**Do this:**
Reproduce the passage of the pad-conditioning claims word for word, starting at "7. The method" and ending at "a soft material.".

5. Method for conditioning a pad comprising:
providing said pad;
placing a high pressure spray bar over said pad; and
spraying said pad with a plurality of high pressure streams of
water.
6. The method as described in claim 5 wherein said pad comprises a
soft material.
7. The method as described in claim 5 wherein said bar is
approximately the same length as the diameter of said pad.
8. The method as described in claim 5 wherein said bar is rotated
concentrically about the center of said pad.
9. The method as described in claim 5 wherein said high pressure
streams of water range from approximately 10-1000 psi.
10. Method for conditioning a pad comprising:
providing said pad;
rotating a scoring apparatus over said pad, wherein said scoring
apparatus is a high pressure spray bar; and
scoring said pad with a plurality of high pressure streams of
water.
11. The method as described in claim 10 wherein said pad comprises
a soft material.
12. The method as described in claim 10 wherein said bar is
approximately the same length as the diameter of said pad.
13. The method as described in claim 10 wherein said bar is rotated
concentrically about the center of said pad.
14. The method as described in claim 10 wherein said high pressure
streams of water range from approximately 10-1000 psi.
15. Method for removing debris from a pad comprising:
providing said pad;
rotating a high pressure spray bar over said pad; and
rinsing said pad with a plurality of high pressure streams of
water.
16. The method as described in claim 15 wherein said bar is
approximately the same length as the diameter of said pad.

**Information supplied:**

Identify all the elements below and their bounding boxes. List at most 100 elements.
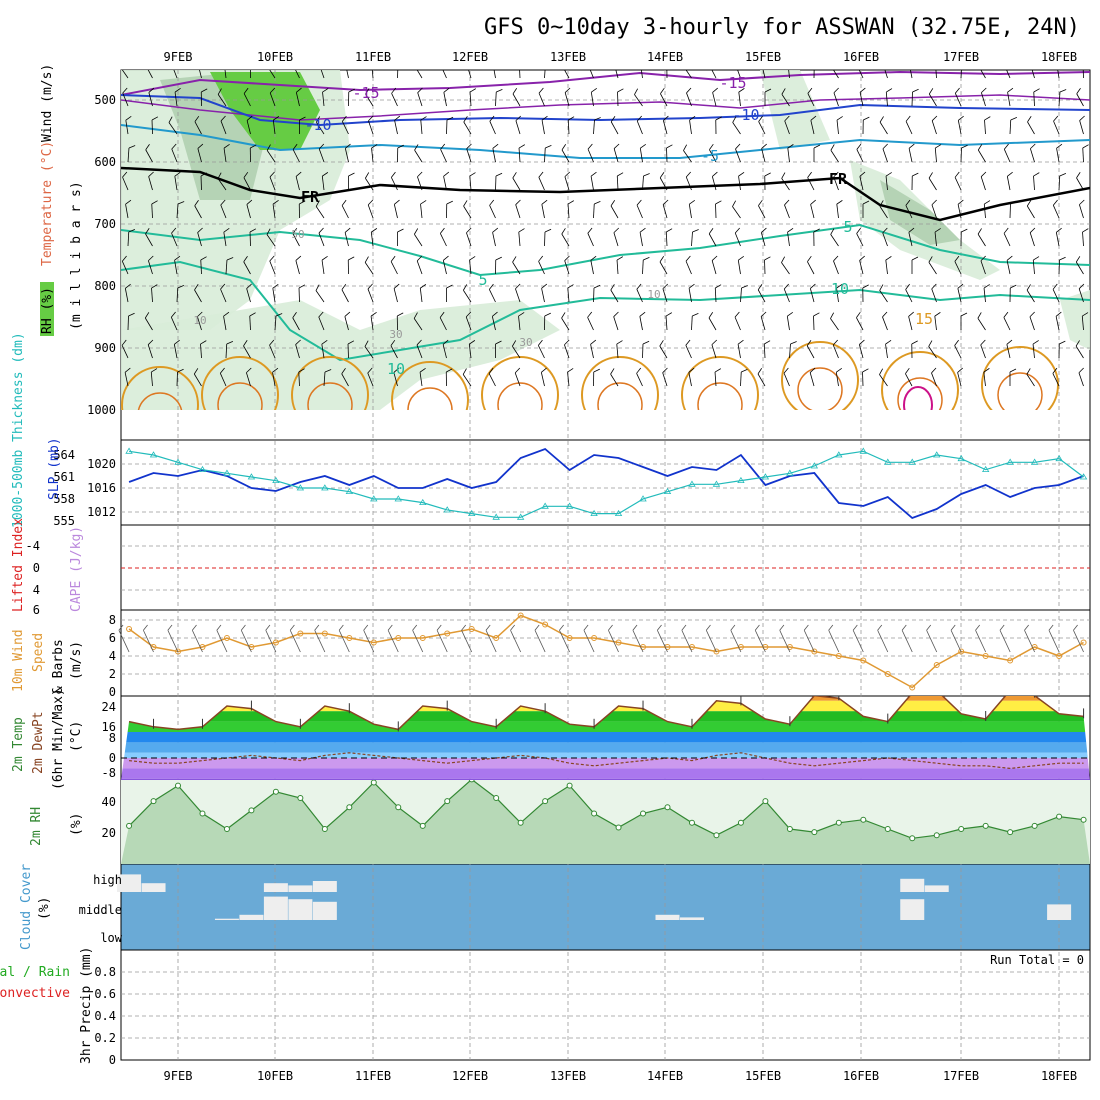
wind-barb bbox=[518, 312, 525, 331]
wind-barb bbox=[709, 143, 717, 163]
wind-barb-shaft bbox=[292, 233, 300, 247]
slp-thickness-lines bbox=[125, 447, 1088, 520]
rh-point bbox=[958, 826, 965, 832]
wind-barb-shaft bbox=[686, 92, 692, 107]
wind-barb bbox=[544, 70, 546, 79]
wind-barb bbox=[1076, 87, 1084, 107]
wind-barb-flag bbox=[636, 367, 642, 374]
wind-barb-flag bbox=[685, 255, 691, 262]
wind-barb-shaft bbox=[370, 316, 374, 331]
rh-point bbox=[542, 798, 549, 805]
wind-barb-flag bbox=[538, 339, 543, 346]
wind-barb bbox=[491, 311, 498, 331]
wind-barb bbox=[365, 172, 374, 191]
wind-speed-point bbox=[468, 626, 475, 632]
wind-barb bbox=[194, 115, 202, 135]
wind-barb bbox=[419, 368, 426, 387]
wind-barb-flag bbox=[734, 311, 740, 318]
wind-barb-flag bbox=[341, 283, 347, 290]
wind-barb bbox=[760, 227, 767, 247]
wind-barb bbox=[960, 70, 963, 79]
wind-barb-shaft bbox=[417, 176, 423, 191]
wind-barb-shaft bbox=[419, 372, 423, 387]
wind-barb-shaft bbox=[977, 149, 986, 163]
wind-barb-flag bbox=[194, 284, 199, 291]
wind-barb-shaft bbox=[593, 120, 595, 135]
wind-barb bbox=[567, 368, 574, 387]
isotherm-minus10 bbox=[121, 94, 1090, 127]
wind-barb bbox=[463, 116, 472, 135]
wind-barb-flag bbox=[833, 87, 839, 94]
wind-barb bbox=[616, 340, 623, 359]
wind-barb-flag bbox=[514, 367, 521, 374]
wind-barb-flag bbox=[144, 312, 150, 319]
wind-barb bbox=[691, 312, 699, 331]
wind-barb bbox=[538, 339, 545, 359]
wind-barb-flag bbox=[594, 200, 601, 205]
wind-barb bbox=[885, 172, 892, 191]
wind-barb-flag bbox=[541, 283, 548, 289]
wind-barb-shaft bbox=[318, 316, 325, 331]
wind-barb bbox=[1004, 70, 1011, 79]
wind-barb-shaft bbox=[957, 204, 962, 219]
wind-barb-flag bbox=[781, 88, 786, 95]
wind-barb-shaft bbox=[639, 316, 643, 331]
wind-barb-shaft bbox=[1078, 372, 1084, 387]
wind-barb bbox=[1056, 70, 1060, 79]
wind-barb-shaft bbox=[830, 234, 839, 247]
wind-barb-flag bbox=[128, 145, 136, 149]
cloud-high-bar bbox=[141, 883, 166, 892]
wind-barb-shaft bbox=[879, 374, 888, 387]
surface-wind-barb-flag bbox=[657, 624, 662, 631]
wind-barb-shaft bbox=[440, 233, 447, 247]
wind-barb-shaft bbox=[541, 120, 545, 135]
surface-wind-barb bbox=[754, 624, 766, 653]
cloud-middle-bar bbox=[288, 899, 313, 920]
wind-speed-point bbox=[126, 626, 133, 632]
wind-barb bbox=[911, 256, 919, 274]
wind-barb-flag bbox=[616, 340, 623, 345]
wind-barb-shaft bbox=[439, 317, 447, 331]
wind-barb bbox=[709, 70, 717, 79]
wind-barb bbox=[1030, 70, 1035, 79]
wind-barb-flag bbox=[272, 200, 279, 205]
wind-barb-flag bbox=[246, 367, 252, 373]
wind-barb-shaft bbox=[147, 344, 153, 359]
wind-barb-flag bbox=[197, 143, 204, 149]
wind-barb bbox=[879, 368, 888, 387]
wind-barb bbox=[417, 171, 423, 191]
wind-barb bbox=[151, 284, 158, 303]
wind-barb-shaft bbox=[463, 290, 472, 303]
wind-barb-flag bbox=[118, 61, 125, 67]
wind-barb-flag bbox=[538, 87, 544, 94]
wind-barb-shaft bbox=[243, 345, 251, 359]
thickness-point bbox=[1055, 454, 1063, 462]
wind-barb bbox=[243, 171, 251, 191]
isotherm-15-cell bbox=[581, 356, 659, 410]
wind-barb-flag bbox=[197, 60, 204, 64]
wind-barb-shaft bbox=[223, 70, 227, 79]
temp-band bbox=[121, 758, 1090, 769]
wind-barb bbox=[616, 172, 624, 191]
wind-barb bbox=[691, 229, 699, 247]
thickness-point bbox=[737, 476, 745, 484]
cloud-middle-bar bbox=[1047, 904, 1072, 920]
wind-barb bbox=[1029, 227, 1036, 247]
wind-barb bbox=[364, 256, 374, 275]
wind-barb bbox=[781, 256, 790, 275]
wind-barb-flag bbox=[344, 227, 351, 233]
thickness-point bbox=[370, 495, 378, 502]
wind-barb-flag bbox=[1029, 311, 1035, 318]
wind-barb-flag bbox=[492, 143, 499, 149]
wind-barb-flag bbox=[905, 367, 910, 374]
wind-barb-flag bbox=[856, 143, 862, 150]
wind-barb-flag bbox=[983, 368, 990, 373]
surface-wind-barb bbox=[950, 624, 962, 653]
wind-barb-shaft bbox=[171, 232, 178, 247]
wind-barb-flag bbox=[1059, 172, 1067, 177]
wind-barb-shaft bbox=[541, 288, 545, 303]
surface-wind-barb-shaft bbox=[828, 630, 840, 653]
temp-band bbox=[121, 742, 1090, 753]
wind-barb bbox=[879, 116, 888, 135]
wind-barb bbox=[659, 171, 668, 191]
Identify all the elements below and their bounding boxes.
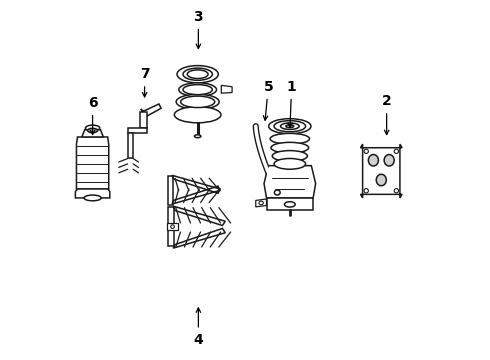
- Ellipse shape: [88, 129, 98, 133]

**In response:**
7. The method as described in claim 5 wherein said bar is
approximately the same length as the diameter of said pad.
8. The method as described in claim 5 wherein said bar is rotated
concentrically about the center of said pad.
9. The method as described in claim 5 wherein said high pressure
streams of water range from approximately 10-1000 psi.
10. Method for conditioning a pad comprising:
providing said pad;
rotating a scoring apparatus over said pad, wherein said scoring
apparatus is a high pressure spray bar; and
scoring said pad with a plurality of high pressure streams of
water.
11. The method as described in claim 10 wherein said pad comprises
a soft material.